Dataset excerpt

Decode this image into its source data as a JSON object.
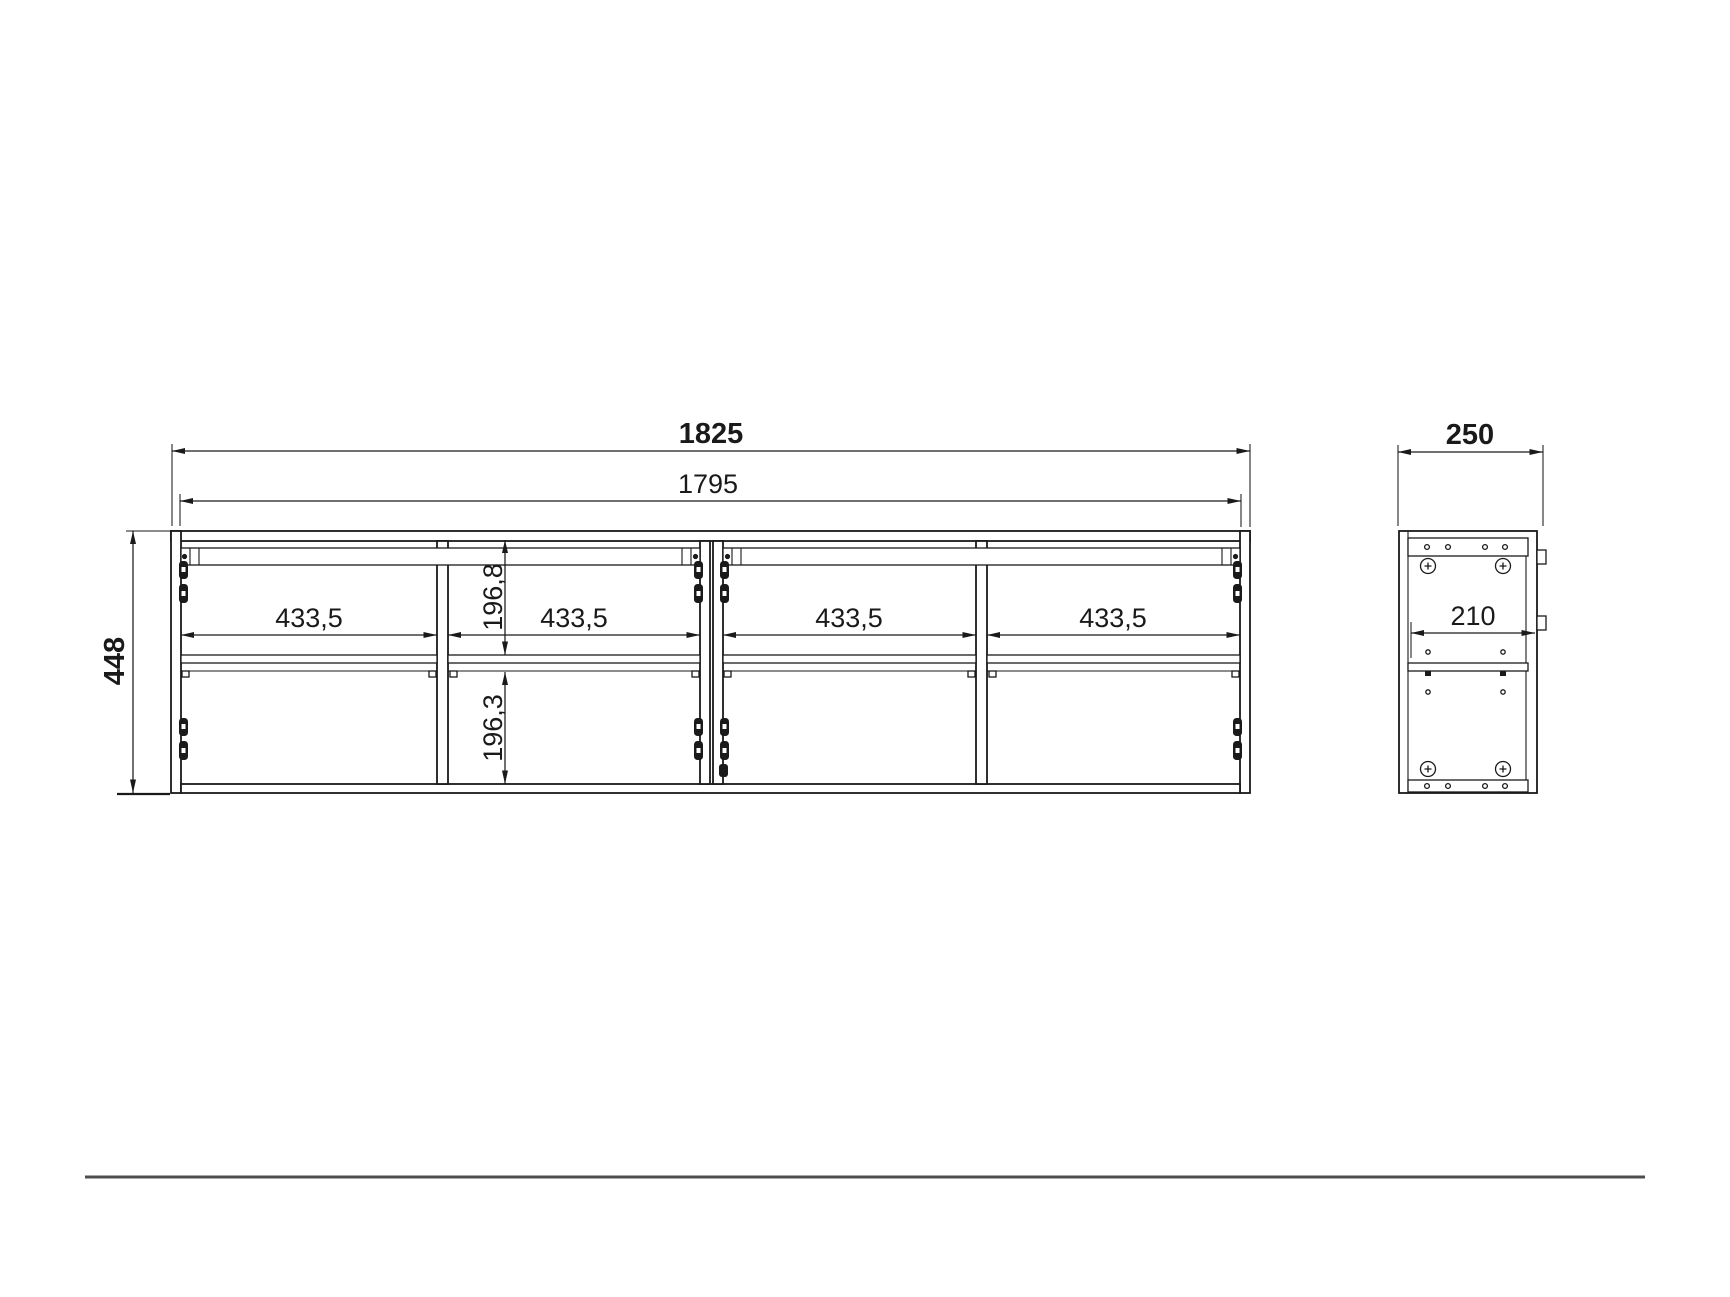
{
  "drawing_title": "wall-cabinet-dimension-drawing",
  "front_view": {
    "total_width": "1825",
    "inner_width": "1795",
    "height": "448",
    "compartment_widths": [
      "433,5",
      "433,5",
      "433,5",
      "433,5"
    ],
    "upper_compartment_height": "196,8",
    "lower_compartment_height": "196,3"
  },
  "side_view": {
    "depth": "250",
    "inner_depth": "210"
  },
  "colors": {
    "line": "#1a1a1a",
    "ground_line": "#4d4d4d",
    "background": "#ffffff"
  }
}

Problem to solve: Ignore the images and quote every line of the listing exactly.

Result of the task:
Decode this image into its source data as a JSON object.
{
  "drawing_title": "wall-cabinet-dimension-drawing",
  "front_view": {
    "total_width": "1825",
    "inner_width": "1795",
    "height": "448",
    "compartment_widths": [
      "433,5",
      "433,5",
      "433,5",
      "433,5"
    ],
    "upper_compartment_height": "196,8",
    "lower_compartment_height": "196,3"
  },
  "side_view": {
    "depth": "250",
    "inner_depth": "210"
  },
  "colors": {
    "line": "#1a1a1a",
    "ground_line": "#4d4d4d",
    "background": "#ffffff"
  }
}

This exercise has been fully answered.